(Records for this exercise):
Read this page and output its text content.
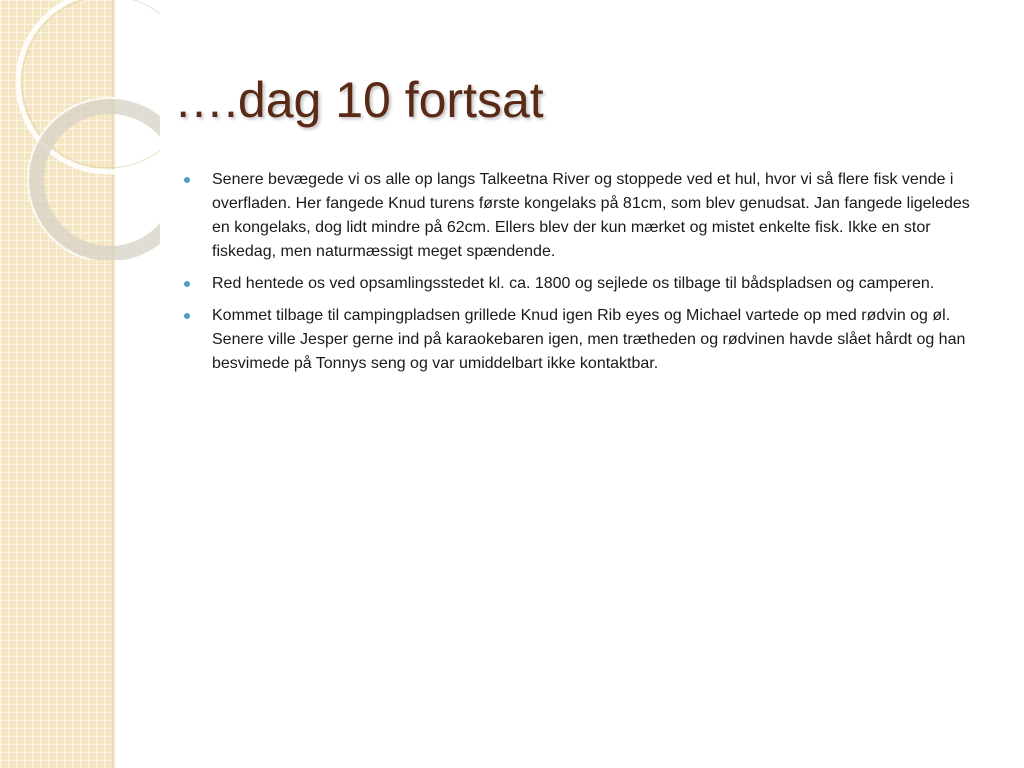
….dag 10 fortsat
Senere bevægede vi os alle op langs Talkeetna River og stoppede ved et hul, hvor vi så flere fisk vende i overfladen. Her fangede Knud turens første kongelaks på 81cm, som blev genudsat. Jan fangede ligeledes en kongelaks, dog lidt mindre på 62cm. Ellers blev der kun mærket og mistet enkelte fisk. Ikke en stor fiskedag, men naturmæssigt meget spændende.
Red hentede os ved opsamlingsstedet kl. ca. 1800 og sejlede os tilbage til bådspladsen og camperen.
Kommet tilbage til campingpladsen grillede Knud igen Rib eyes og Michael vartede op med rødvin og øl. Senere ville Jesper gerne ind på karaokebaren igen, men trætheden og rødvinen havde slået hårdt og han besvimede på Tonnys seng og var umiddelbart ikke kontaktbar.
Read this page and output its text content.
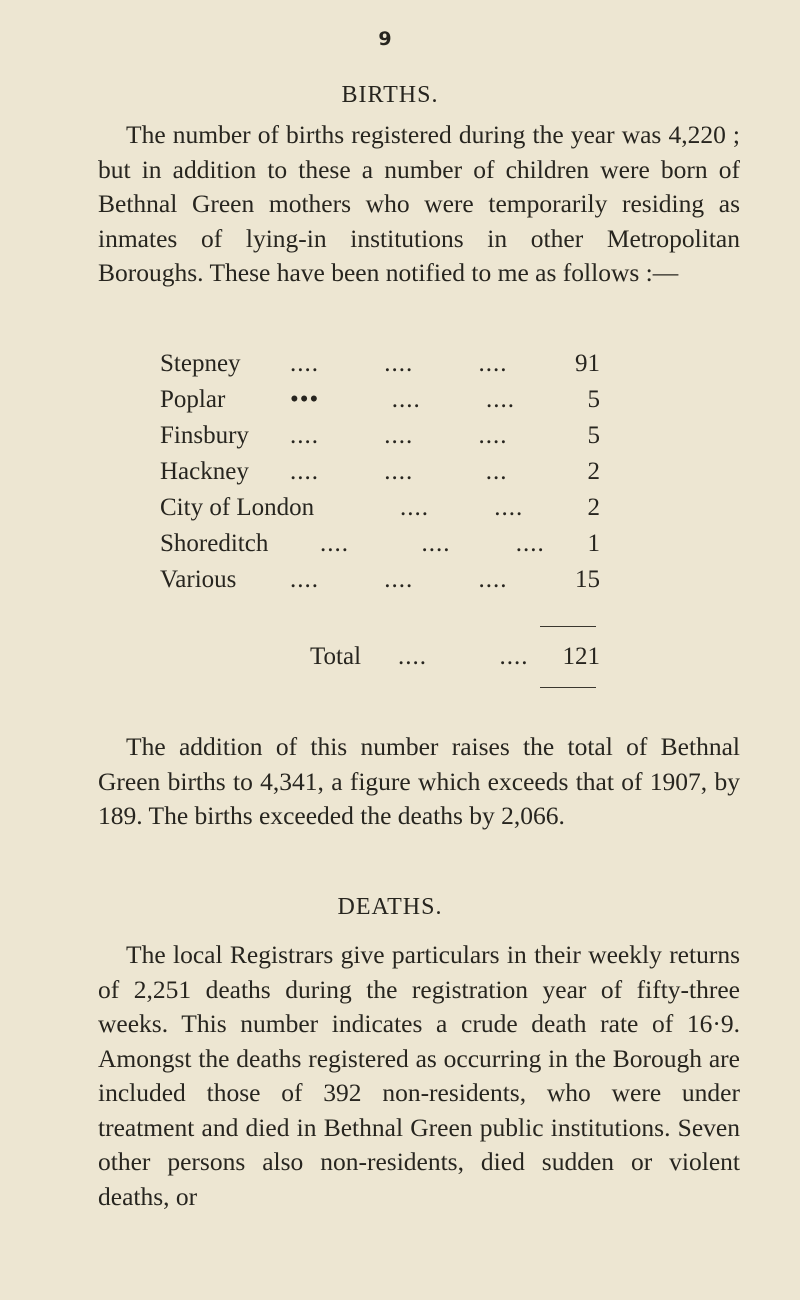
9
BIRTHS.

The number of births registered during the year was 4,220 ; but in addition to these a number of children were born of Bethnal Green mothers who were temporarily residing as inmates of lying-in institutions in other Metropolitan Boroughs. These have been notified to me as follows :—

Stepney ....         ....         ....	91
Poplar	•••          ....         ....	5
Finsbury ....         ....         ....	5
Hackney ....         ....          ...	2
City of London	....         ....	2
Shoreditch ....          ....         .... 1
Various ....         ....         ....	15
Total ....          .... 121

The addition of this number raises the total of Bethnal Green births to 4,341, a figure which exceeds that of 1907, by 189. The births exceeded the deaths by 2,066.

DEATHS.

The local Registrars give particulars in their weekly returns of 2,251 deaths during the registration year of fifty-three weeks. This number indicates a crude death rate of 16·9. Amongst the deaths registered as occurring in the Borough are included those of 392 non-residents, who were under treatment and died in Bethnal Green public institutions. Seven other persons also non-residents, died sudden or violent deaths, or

(Directive):
Copy the records above exactly, omitting every picture.

(Result for this exercise):
Read this page and output its text content.
….dag 10 fortsat
Senere bevægede vi os alle op langs Talkeetna River og stoppede ved et hul, hvor vi så flere fisk vende i overfladen. Her fangede Knud turens første kongelaks på 81cm, som blev genudsat. Jan fangede ligeledes en kongelaks, dog lidt mindre på 62cm. Ellers blev der kun mærket og mistet enkelte fisk. Ikke en stor fiskedag, men naturmæssigt meget spændende.
Red hentede os ved opsamlingsstedet kl. ca. 1800 og sejlede os tilbage til bådspladsen og camperen.
Kommet tilbage til campingpladsen grillede Knud igen Rib eyes og Michael vartede op med rødvin og øl. Senere ville Jesper gerne ind på karaokebaren igen, men trætheden og rødvinen havde slået hårdt og han besvimede på Tonnys seng og var umiddelbart ikke kontaktbar.
Read this page and output its text content.
9
BIRTHS.

The number of births registered during the year was 4,220 ; but in addition to these a number of children were born of Bethnal Green mothers who were temporarily residing as inmates of lying-in institutions in other Metropolitan Boroughs. These have been notified to me as follows :—

Stepney ....         ....         ....	91
Poplar	•••          ....         ....	5
Finsbury ....         ....         ....	5
Hackney ....         ....          ...	2
City of London	....         ....	2
Shoreditch ....          ....         .... 1
Various ....         ....         ....	15
Total ....          .... 121

The addition of this number raises the total of Bethnal Green births to 4,341, a figure which exceeds that of 1907, by 189. The births exceeded the deaths by 2,066.

DEATHS.

The local Registrars give particulars in their weekly returns of 2,251 deaths during the registration year of fifty-three weeks. This number indicates a crude death rate of 16·9. Amongst the deaths registered as occurring in the Borough are included those of 392 non-residents, who were under treatment and died in Bethnal Green public institutions. Seven other persons also non-residents, died sudden or violent deaths, or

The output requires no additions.